## [SUPPLIED RECORDS]
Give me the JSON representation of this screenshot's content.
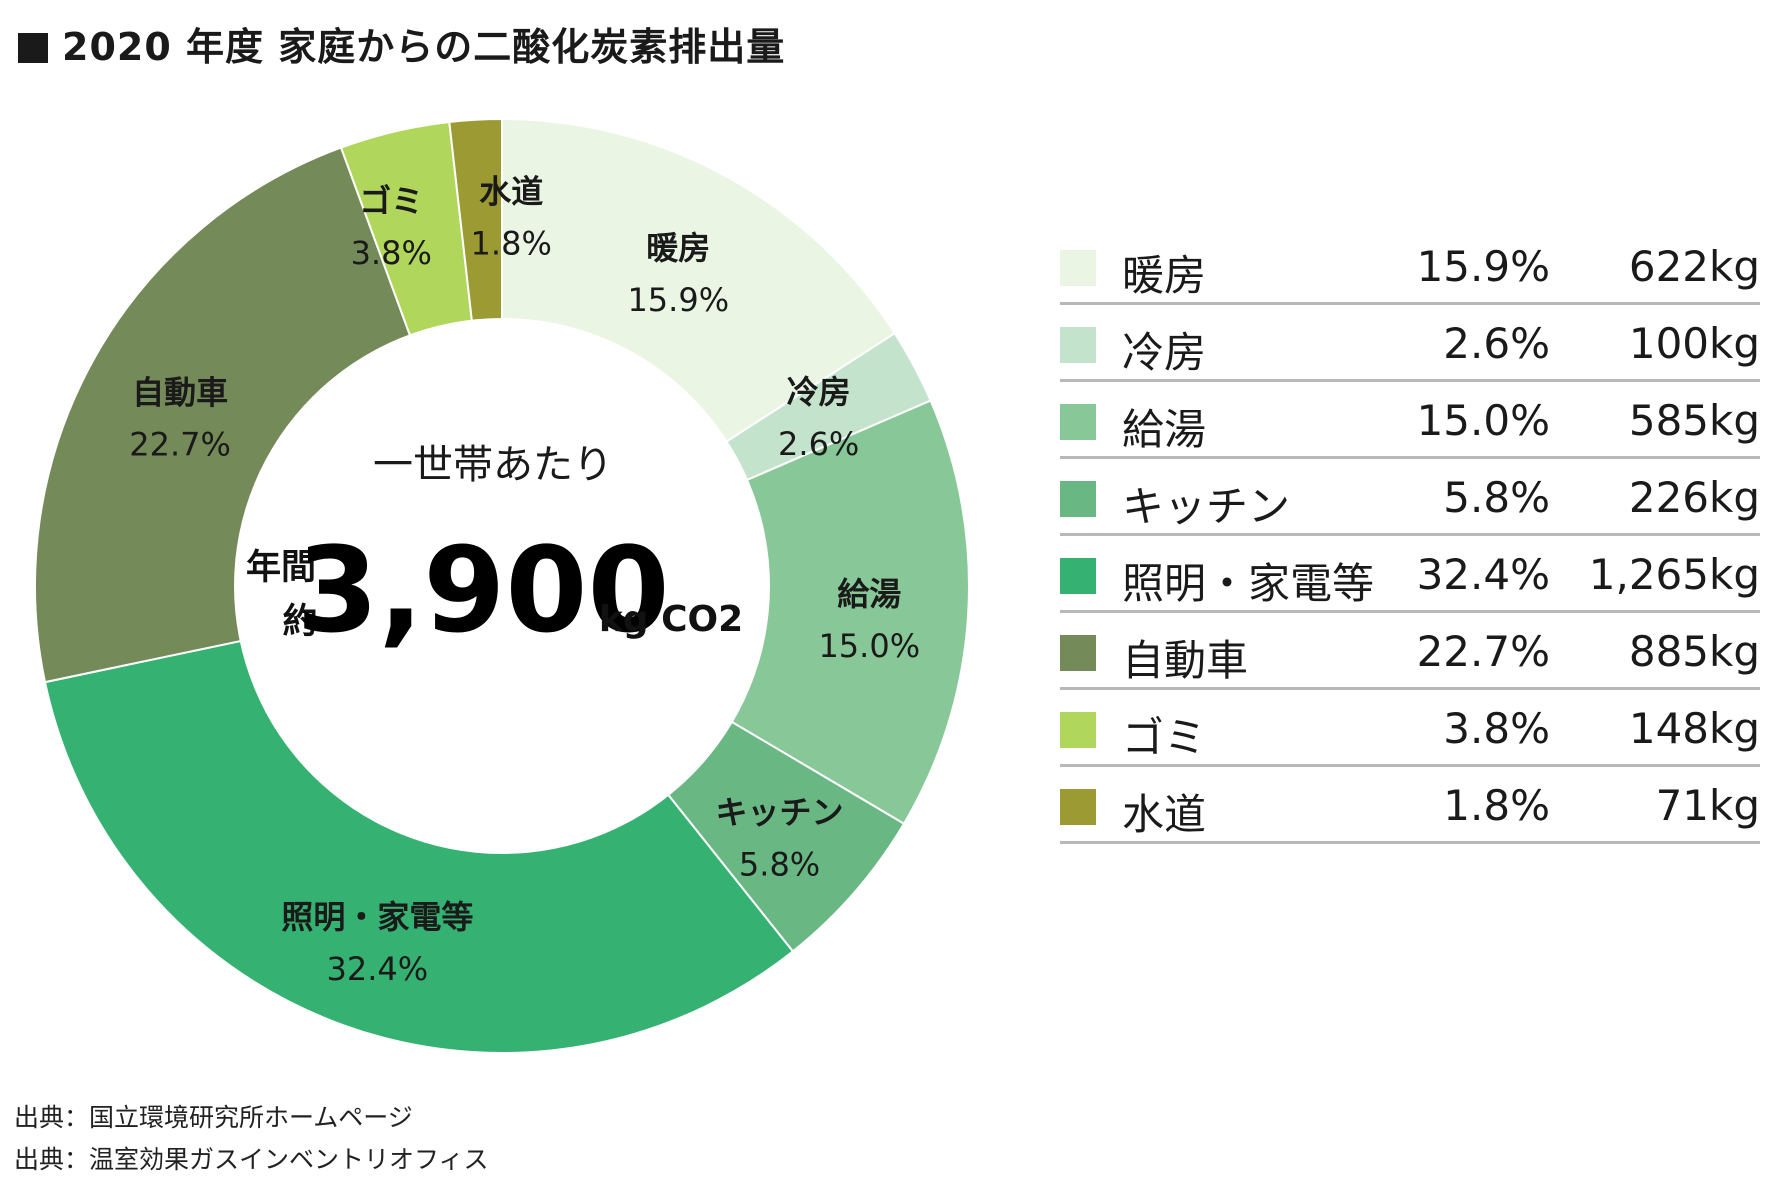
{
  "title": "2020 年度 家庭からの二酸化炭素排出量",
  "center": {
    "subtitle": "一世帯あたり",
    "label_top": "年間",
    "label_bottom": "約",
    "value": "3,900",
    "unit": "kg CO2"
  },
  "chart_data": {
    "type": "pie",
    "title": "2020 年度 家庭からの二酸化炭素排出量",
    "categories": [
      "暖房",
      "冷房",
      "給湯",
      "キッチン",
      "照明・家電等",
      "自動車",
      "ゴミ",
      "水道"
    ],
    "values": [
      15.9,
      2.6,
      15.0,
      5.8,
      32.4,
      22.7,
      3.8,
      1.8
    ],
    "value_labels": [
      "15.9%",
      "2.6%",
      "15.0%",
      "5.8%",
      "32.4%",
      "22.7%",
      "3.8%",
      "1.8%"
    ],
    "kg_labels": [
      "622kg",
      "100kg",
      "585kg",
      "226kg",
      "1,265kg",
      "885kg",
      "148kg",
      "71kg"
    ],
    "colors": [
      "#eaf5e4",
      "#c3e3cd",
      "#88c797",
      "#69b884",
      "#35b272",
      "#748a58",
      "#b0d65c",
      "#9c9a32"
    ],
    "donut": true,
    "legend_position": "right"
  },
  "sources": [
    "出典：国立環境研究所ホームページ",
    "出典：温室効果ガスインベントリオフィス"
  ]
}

## [TASK DIRECTIONS]
Check each line above for the word "家庭からの二酸化炭素排出量" and copy the ones that have it.

## [COMPLETE RESPONSE]
  "title": "2020 年度 家庭からの二酸化炭素排出量",
    "title": "2020 年度 家庭からの二酸化炭素排出量",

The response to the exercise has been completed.